* [EXTRACTED INFORMATION]:
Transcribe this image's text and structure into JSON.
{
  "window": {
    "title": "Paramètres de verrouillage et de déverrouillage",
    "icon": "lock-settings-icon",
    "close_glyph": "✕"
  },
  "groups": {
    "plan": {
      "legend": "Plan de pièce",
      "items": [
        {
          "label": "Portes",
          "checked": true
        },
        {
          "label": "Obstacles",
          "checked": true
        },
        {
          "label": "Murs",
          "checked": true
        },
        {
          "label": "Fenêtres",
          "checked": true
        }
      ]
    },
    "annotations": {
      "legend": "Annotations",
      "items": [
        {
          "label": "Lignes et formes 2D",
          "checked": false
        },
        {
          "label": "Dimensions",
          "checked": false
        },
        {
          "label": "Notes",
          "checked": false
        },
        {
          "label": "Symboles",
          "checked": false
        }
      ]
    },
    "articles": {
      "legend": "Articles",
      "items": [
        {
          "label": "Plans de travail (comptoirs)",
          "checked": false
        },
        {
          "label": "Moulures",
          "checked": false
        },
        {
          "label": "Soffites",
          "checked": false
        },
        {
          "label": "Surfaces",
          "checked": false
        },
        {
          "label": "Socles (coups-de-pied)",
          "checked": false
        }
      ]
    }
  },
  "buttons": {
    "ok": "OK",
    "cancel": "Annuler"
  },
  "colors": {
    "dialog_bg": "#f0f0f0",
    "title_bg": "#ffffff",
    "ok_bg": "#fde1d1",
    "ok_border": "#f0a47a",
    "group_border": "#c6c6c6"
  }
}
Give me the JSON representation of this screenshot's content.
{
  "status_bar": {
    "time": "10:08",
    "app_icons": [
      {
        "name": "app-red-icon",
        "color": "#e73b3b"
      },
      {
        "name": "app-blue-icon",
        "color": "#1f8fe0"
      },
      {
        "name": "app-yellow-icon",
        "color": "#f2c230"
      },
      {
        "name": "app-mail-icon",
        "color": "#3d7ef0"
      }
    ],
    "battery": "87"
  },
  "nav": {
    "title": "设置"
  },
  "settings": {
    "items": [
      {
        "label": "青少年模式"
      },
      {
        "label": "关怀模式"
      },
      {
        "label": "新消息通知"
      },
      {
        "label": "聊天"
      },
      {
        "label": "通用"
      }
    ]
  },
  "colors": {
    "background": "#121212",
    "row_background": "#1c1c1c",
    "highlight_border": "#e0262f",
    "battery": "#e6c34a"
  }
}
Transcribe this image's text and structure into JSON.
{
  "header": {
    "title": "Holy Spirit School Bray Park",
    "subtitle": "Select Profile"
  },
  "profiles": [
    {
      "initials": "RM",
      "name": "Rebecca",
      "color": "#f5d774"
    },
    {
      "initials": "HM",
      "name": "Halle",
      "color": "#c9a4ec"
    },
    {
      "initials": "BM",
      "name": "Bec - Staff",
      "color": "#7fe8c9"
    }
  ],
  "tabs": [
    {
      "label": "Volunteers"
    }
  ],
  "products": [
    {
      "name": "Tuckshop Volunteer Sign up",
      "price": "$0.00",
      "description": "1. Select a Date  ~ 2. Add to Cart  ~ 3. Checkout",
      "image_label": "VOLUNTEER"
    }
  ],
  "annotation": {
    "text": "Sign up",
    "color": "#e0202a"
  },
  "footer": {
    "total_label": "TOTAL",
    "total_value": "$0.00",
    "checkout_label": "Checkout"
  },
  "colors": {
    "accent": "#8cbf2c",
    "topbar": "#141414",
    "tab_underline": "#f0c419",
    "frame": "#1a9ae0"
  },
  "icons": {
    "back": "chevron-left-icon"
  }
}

* [WHAT IS EXPECTED]:
Starting at the line that contains "Give me the", quote each remaining line of the entries above, unchanged.

* [RESPONSE]:
Give me the JSON representation of this screenshot's content.
{
  "status_bar": {
    "time": "10:08",
    "app_icons": [
      {
        "name": "app-red-icon",
        "color": "#e73b3b"
      },
      {
        "name": "app-blue-icon",
        "color": "#1f8fe0"
      },
      {
        "name": "app-yellow-icon",
        "color": "#f2c230"
      },
      {
        "name": "app-mail-icon",
        "color": "#3d7ef0"
      }
    ],
    "battery": "87"
  },
  "nav": {
    "title": "设置"
  },
  "settings": {
    "items": [
      {
        "label": "青少年模式"
      },
      {
        "label": "关怀模式"
      },
      {
        "label": "新消息通知"
      },
      {
        "label": "聊天"
      },
      {
        "label": "通用"
      }
    ]
  },
  "colors": {
    "background": "#121212",
    "row_background": "#1c1c1c",
    "highlight_border": "#e0262f",
    "battery": "#e6c34a"
  }
}
Transcribe this image's text and structure into JSON.
{
  "header": {
    "title": "Holy Spirit School Bray Park",
    "subtitle": "Select Profile"
  },
  "profiles": [
    {
      "initials": "RM",
      "name": "Rebecca",
      "color": "#f5d774"
    },
    {
      "initials": "HM",
      "name": "Halle",
      "color": "#c9a4ec"
    },
    {
      "initials": "BM",
      "name": "Bec - Staff",
      "color": "#7fe8c9"
    }
  ],
  "tabs": [
    {
      "label": "Volunteers"
    }
  ],
  "products": [
    {
      "name": "Tuckshop Volunteer Sign up",
      "price": "$0.00",
      "description": "1. Select a Date  ~ 2. Add to Cart  ~ 3. Checkout",
      "image_label": "VOLUNTEER"
    }
  ],
  "annotation": {
    "text": "Sign up",
    "color": "#e0202a"
  },
  "footer": {
    "total_label": "TOTAL",
    "total_value": "$0.00",
    "checkout_label": "Checkout"
  },
  "colors": {
    "accent": "#8cbf2c",
    "topbar": "#141414",
    "tab_underline": "#f0c419",
    "frame": "#1a9ae0"
  },
  "icons": {
    "back": "chevron-left-icon"
  }
}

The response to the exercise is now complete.